§ **Exercise**
Find the word "Wizard" in the records below. List each line containing it.
**** Supplied material ****
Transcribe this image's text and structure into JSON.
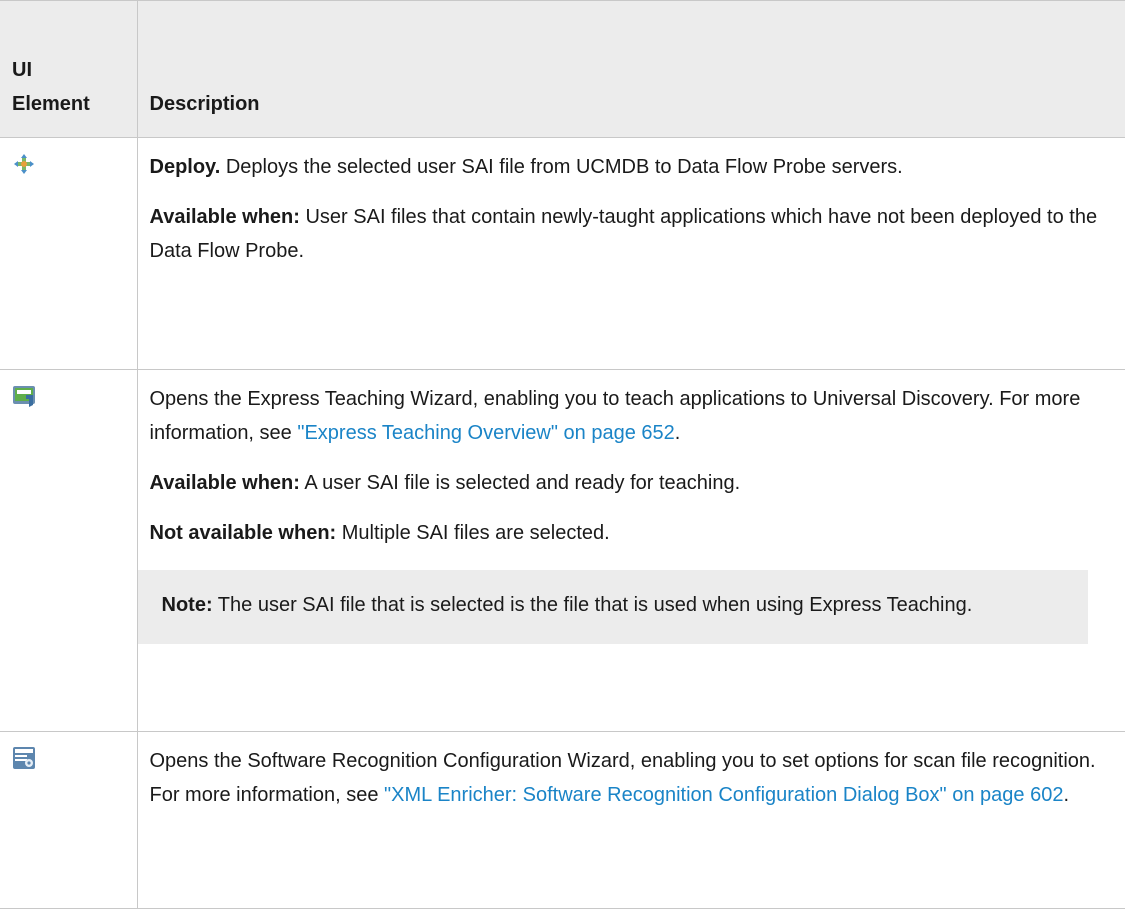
{
  "header": {
    "col1_line1": "UI",
    "col1_line2": "Element",
    "col2": "Description"
  },
  "rows": [
    {
      "icon": "deploy-icon",
      "title": "Deploy.",
      "text": " Deploys the selected user SAI file from UCMDB to Data Flow Probe servers.",
      "avail_label": "Available when:",
      "avail_text": " User SAI files that contain newly-taught applications which have not been deployed to the Data Flow Probe."
    },
    {
      "icon": "express-teaching-icon",
      "text": "Opens the Express Teaching Wizard, enabling you to teach applications to Universal Discovery. For more information, see ",
      "link": "\"Express Teaching Overview\" on page 652",
      "text_end": ".",
      "avail_label": "Available when:",
      "avail_text": " A user SAI file is selected and ready for teaching.",
      "notavail_label": "Not available when:",
      "notavail_text": "  Multiple SAI files are selected.",
      "note_label": "Note:",
      "note_text": " The user SAI file that is selected is the file that is used when using Express Teaching."
    },
    {
      "icon": "software-recognition-config-icon",
      "text": "Opens the Software Recognition Configuration Wizard, enabling you to set options for scan file recognition. For more information, see ",
      "link": "\"XML Enricher: Software Recognition Configuration Dialog Box\" on page 602",
      "text_end": "."
    }
  ],
  "colors": {
    "link": "#1a84c7",
    "header_bg": "#ececec",
    "border": "#c8c8c8"
  }
}
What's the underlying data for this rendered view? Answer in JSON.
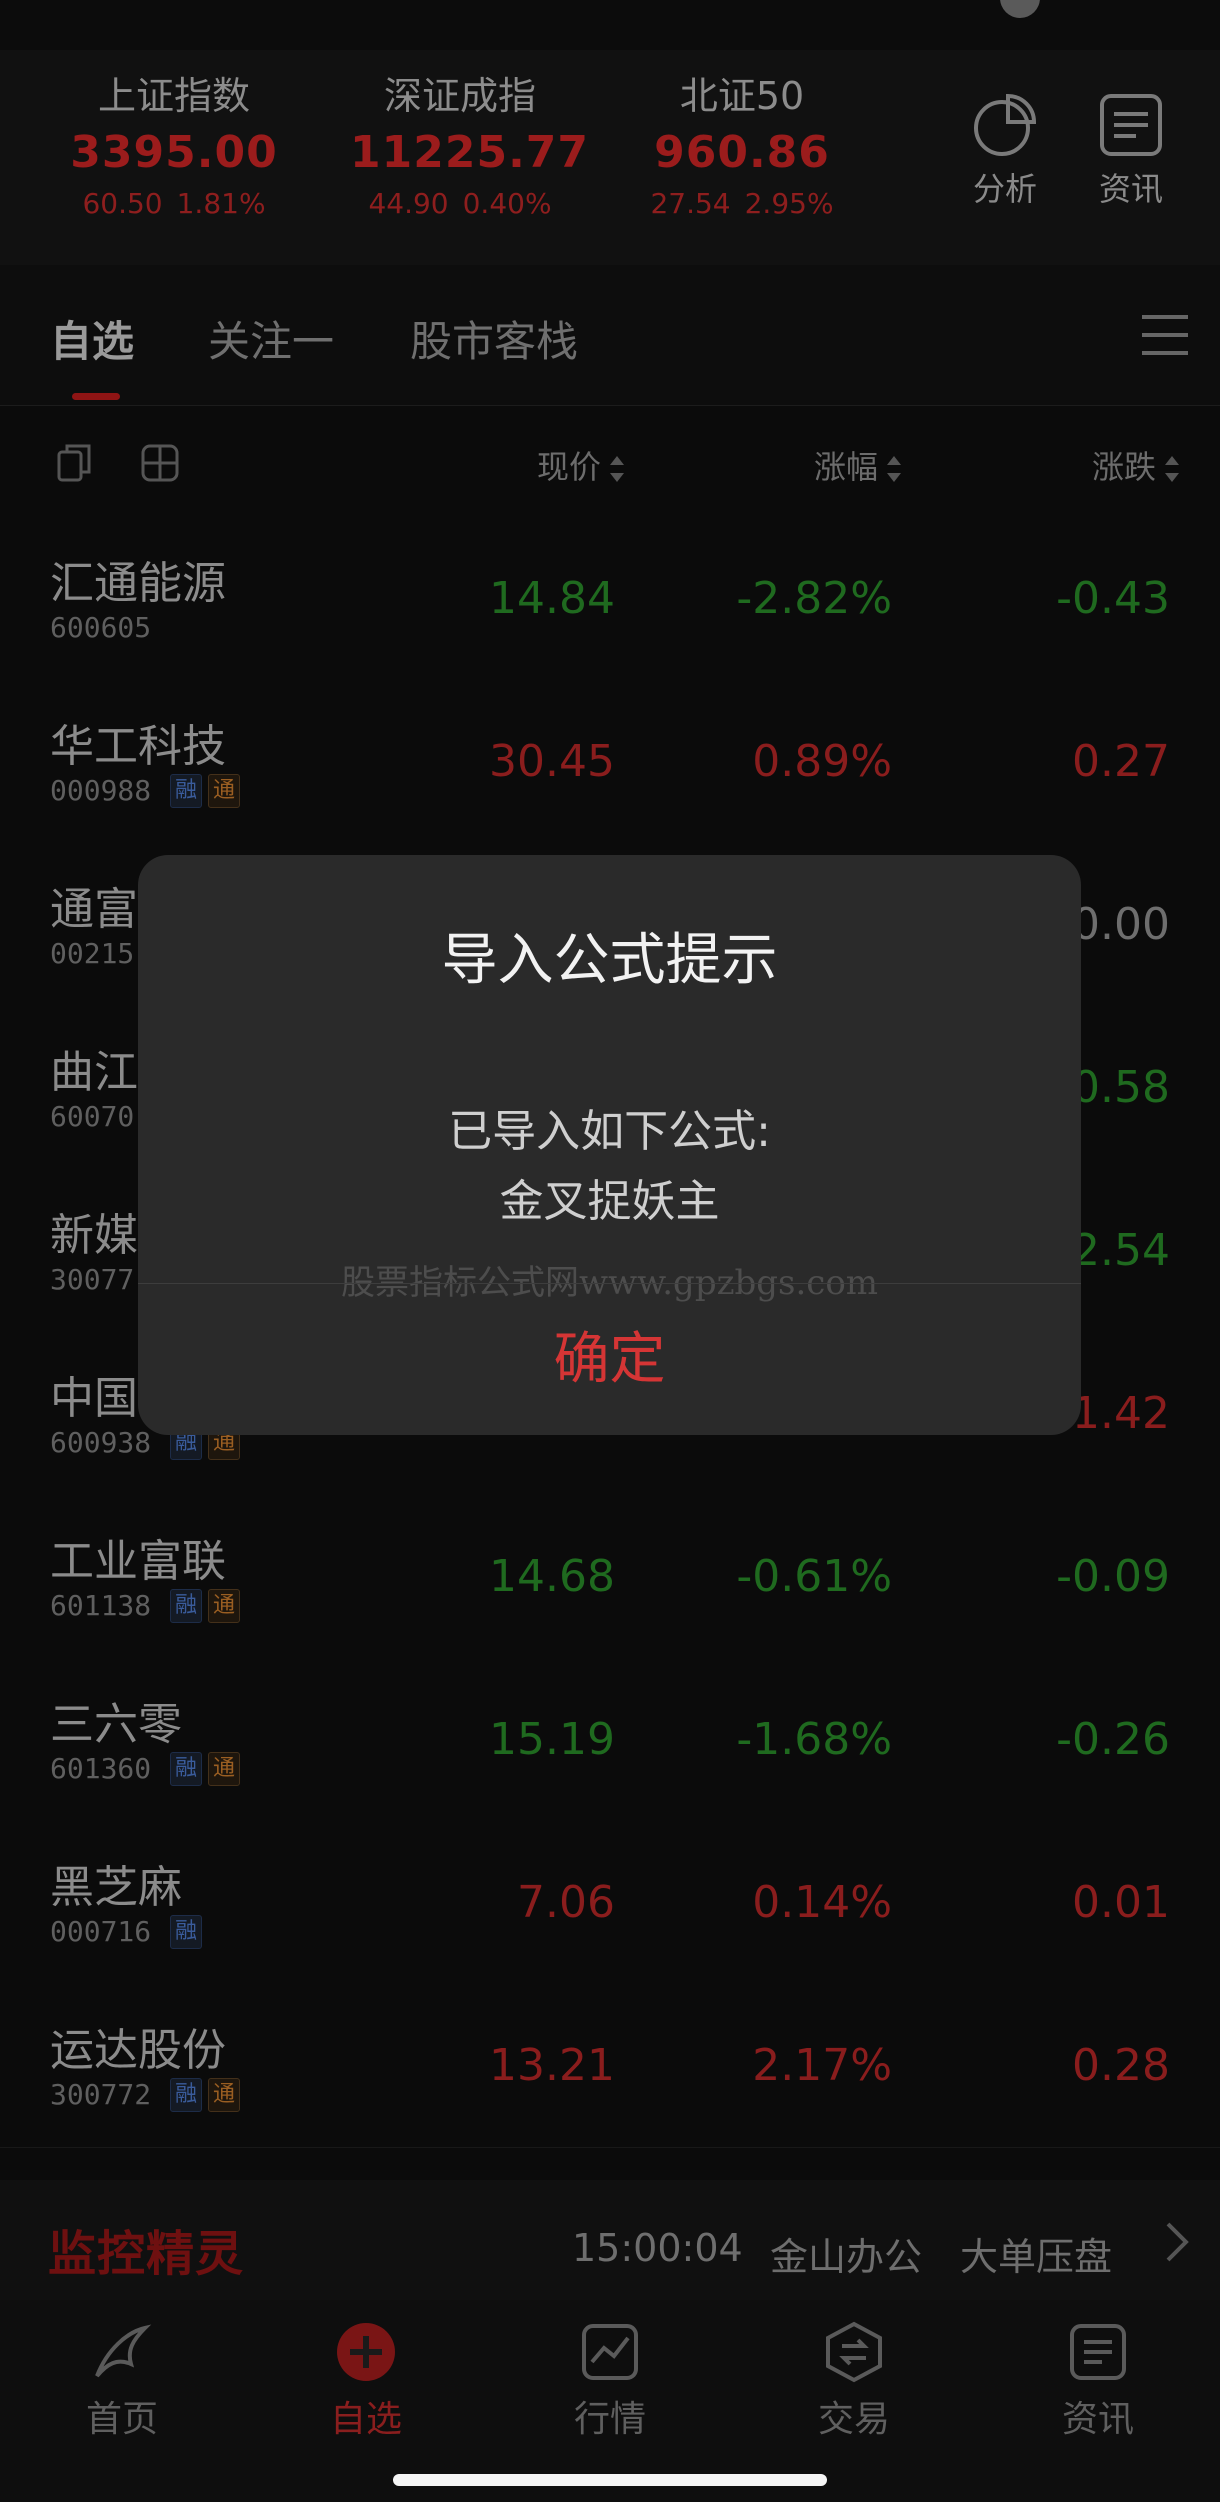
{
  "indices": [
    {
      "name": "上证指数",
      "value": "3395.00",
      "change": "60.50",
      "pct": "1.81%"
    },
    {
      "name": "深证成指",
      "value": "11225.77",
      "change": "44.90",
      "pct": "0.40%"
    },
    {
      "name": "北证50",
      "value": "960.86",
      "change": "27.54",
      "pct": "2.95%"
    }
  ],
  "quick": {
    "analysis": "分析",
    "news": "资讯"
  },
  "tabs": [
    "自选",
    "关注一",
    "股市客栈"
  ],
  "columns": {
    "price": "现价",
    "pct": "涨幅",
    "change": "涨跌"
  },
  "tags": {
    "rong": "融",
    "tong": "通"
  },
  "rows": [
    {
      "name": "汇通能源",
      "code": "600605",
      "price": "14.84",
      "pct": "-2.82%",
      "change": "-0.43"
    },
    {
      "name": "华工科技",
      "code": "000988",
      "price": "30.45",
      "pct": "0.89%",
      "change": "0.27"
    },
    {
      "name": "通富",
      "code": "00215",
      "price": "",
      "pct": "",
      "change": "0.00"
    },
    {
      "name": "曲江",
      "code": "60070",
      "price": "",
      "pct": "",
      "change": "0.58"
    },
    {
      "name": "新媒",
      "code": "30077",
      "price": "",
      "pct": "",
      "change": "2.54"
    },
    {
      "name": "中国",
      "code": "600938",
      "price": "",
      "pct": "",
      "change": "1.42"
    },
    {
      "name": "工业富联",
      "code": "601138",
      "price": "14.68",
      "pct": "-0.61%",
      "change": "-0.09"
    },
    {
      "name": "三六零",
      "code": "601360",
      "price": "15.19",
      "pct": "-1.68%",
      "change": "-0.26"
    },
    {
      "name": "黑芝麻",
      "code": "000716",
      "price": "7.06",
      "pct": "0.14%",
      "change": "0.01"
    },
    {
      "name": "运达股份",
      "code": "300772",
      "price": "13.21",
      "pct": "2.17%",
      "change": "0.28"
    }
  ],
  "monitor": {
    "logo": "监控精灵",
    "time": "15:00:04",
    "stock": "金山办公",
    "event": "大单压盘"
  },
  "nav": [
    "首页",
    "自选",
    "行情",
    "交易",
    "资讯"
  ],
  "dialog": {
    "title": "导入公式提示",
    "line1": "已导入如下公式:",
    "line2": "金叉捉妖主",
    "confirm": "确定",
    "watermark": "股票指标公式网www.gpzbgs.com"
  },
  "colors": {
    "up": "#8a1d1d",
    "down": "#1f6a1f",
    "accent": "#d53535"
  }
}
****
§ **Result for this task**
      "text": "Opens the Express Teaching Wizard, enabling you to teach applications to Universal Discovery. For more information, see ",
      "text": "Opens the Software Recognition Configuration Wizard, enabling you to set options for scan file recognition. For more information, see ",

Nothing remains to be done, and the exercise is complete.